> EXTRACT PROVIDED
───

Some NR ligands, such as rosiglitazone, are able to directly contact amino acids located on the H12 helix, firmly stabilizing this helix in the active state. But structural studies show that most often ligands indirectly stabilize H12 through intervening residues, as the pocket is too far from H12 to allow for the ligand to interact directly (Huang et al. 2010). Synthetic NR ligands have been described with a wide spectrum of activities, comprising full agonists, partial agonists, antagonists, and selective gene modulators. How these molecules shape different receptor activities is not only a consequence of their binding mode but also dependent on the type and ratio of coactivators vs corepressors in a cell type and during a physiological state. Because NRs typically control hundreds or thousands of genes in one or more cell types, the development of receptor agonists or antagonists for therapeutic benefit has proven difficult. A ligand can produce many unintended physiological side effects due to the multitude of gene targets. For this reason, selective modulators are often sought, with the idea that these molecules could control selective gene programs, and not every gene target (Huang et al. 2010). For other disease indications, such as for treatment of breast or prostate cancers that largely depend on the activity of a single NR, potent antagonists may be more acceptable and the development of such compounds has been productive.

Elegant principles for rationally converting a receptor agonist to an antagonist were introduced through the crystallographic characterizations of ERs (Brzozowski et al. 1997, Shiau et al. 1998, Tanenbaum et al. 1998). Those crystallographic studies were then followed by determinations of more ER LBD structures that were in complex with diverse ligands, better advancing our understanding of how agonism, partial agonism, and antagonism are achieved with NRs (Pike et al. 1999, 2000, 2001). As multiple aspects of mammalian growth, differentiation, and reproductive function, as well as heart, bone, and liver physiology are regulated through ERα and ERβ, therapeutic targeting of these receptors was recognized as an important goal for developing breast cancer, osteoporosis, and obesity treatments (Deroo & Korach 2006).

───

> DATA RECORDS

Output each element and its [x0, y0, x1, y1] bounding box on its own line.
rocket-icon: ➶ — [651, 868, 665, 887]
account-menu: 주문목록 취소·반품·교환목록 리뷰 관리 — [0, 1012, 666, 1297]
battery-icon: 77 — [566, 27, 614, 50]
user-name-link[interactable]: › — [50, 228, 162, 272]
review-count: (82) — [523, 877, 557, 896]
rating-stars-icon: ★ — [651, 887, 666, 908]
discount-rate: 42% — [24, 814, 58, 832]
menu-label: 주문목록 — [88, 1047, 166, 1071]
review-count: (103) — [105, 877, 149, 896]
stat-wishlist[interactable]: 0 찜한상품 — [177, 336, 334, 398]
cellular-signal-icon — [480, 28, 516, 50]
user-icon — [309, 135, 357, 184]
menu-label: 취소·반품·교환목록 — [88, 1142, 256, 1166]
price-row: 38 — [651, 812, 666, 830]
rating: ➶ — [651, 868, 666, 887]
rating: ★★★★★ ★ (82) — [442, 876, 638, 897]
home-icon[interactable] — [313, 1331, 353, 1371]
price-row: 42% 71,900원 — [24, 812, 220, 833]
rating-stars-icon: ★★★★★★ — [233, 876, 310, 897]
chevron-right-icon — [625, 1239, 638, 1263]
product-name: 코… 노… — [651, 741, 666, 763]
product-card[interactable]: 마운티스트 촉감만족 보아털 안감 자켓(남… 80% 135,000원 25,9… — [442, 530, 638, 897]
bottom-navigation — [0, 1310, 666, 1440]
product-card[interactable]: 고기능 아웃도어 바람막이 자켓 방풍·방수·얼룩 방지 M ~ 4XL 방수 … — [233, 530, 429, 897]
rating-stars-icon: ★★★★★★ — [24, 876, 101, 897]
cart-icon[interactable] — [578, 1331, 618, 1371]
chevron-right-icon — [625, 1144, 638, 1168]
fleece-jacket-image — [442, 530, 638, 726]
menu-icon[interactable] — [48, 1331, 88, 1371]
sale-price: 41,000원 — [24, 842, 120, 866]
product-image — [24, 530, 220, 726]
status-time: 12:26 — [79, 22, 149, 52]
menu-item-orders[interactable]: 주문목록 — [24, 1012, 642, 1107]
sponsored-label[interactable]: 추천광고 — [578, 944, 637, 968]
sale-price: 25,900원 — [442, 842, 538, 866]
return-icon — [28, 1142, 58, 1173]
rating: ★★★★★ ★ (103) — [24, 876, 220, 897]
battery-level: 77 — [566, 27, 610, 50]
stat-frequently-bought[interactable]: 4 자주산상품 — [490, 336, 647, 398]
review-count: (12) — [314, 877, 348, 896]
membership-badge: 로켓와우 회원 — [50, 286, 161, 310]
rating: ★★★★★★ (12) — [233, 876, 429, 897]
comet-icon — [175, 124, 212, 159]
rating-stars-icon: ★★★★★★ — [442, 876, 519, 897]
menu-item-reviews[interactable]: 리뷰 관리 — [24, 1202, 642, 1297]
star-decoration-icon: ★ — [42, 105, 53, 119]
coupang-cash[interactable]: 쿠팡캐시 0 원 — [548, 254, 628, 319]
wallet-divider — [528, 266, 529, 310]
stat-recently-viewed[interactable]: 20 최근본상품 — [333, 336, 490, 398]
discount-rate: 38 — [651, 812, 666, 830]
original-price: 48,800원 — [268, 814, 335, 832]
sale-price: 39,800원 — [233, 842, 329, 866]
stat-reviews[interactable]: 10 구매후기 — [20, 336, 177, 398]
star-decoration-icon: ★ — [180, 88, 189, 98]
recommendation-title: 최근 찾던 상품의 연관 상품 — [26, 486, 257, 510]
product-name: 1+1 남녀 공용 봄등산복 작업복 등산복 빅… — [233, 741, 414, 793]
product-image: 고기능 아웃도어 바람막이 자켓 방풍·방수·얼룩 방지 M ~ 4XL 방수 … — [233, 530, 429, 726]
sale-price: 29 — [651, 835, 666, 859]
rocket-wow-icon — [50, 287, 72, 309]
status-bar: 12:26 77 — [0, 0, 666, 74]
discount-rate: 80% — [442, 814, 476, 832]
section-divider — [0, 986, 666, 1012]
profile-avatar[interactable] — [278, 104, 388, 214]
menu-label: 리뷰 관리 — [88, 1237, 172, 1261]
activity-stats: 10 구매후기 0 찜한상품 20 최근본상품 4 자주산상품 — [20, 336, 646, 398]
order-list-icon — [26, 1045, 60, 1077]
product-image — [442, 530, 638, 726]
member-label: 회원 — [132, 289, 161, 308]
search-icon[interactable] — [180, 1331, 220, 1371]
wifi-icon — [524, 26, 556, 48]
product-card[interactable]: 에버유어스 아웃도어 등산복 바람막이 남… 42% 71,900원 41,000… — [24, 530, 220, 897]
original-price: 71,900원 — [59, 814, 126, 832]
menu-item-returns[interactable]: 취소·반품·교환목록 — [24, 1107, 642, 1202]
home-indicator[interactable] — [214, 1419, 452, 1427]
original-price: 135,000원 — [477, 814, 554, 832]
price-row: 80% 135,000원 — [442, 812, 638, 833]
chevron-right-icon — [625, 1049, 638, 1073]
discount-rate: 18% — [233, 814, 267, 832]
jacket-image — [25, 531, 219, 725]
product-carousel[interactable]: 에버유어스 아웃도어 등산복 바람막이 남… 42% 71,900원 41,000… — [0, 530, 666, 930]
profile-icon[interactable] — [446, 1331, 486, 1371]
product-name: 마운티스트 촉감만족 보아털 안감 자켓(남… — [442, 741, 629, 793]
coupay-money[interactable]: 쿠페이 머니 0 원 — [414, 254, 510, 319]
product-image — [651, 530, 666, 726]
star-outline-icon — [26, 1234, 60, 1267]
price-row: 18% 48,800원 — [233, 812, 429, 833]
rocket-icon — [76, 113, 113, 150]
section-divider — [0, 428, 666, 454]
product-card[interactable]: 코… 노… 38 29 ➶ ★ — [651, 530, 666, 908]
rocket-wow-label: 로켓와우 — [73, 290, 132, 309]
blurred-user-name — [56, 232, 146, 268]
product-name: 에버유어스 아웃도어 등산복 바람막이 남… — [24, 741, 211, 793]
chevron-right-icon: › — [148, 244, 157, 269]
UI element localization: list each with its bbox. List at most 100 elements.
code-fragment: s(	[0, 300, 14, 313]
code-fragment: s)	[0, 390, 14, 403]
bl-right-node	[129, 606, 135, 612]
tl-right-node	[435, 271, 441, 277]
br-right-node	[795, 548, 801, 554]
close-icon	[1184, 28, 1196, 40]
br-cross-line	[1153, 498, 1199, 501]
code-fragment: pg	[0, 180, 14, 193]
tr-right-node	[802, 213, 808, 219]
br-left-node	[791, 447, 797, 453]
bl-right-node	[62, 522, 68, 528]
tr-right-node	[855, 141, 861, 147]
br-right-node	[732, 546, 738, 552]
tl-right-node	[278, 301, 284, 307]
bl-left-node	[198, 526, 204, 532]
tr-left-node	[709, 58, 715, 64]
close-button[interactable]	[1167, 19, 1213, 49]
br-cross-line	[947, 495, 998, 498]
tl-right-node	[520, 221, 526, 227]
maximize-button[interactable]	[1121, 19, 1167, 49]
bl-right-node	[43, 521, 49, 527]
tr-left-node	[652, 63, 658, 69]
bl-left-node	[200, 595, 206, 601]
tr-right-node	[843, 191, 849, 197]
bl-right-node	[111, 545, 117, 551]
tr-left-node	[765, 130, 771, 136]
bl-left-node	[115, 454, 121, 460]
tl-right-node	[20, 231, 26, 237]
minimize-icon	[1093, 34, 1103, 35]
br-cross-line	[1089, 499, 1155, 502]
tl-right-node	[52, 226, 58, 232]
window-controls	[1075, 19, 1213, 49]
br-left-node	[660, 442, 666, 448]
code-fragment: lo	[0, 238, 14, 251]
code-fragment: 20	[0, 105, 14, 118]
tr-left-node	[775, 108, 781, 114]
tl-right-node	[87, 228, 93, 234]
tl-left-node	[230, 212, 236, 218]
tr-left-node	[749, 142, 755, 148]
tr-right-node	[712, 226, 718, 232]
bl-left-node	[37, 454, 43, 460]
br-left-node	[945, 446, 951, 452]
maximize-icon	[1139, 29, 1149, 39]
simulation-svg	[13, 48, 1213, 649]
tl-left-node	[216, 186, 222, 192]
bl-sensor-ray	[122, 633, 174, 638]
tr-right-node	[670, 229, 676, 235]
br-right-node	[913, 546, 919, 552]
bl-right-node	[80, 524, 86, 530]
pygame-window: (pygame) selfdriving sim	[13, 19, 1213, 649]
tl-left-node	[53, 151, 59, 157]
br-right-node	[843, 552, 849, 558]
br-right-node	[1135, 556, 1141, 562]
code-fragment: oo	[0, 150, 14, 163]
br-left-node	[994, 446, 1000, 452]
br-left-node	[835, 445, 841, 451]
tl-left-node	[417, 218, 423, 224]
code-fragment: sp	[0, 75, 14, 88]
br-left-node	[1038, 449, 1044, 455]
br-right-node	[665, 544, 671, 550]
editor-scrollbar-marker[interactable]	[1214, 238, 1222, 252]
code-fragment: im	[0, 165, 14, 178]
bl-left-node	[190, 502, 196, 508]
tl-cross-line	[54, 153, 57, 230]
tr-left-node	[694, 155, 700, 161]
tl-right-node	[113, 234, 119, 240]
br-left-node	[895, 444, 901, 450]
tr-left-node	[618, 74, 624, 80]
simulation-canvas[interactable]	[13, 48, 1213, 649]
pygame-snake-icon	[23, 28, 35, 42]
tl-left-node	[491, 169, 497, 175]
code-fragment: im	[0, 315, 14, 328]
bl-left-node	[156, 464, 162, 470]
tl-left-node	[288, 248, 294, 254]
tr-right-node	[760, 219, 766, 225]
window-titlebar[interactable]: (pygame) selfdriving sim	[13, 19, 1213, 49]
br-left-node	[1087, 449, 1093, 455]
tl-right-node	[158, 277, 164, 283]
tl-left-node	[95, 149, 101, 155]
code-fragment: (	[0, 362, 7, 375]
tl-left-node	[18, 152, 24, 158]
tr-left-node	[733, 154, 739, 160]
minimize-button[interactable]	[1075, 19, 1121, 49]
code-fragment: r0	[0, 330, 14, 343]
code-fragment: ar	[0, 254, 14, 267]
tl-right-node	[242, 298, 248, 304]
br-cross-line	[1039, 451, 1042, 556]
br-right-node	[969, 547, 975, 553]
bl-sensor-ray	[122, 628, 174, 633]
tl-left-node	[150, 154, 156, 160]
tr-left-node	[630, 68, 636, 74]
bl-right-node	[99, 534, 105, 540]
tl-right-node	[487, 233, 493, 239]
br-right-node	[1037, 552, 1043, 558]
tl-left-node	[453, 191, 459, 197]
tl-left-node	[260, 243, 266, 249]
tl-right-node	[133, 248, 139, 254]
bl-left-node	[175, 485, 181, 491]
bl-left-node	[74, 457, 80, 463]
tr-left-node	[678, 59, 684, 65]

───

> WHAT YOU ARE ASKED TO DO
In the passage on nuclear receptor ligands, why do most ligands stabilize H12 only indirectly, through intervening residues?

> TASK RESPONSE
The binding pocket is too far from H12 for the ligand to interact with it directly.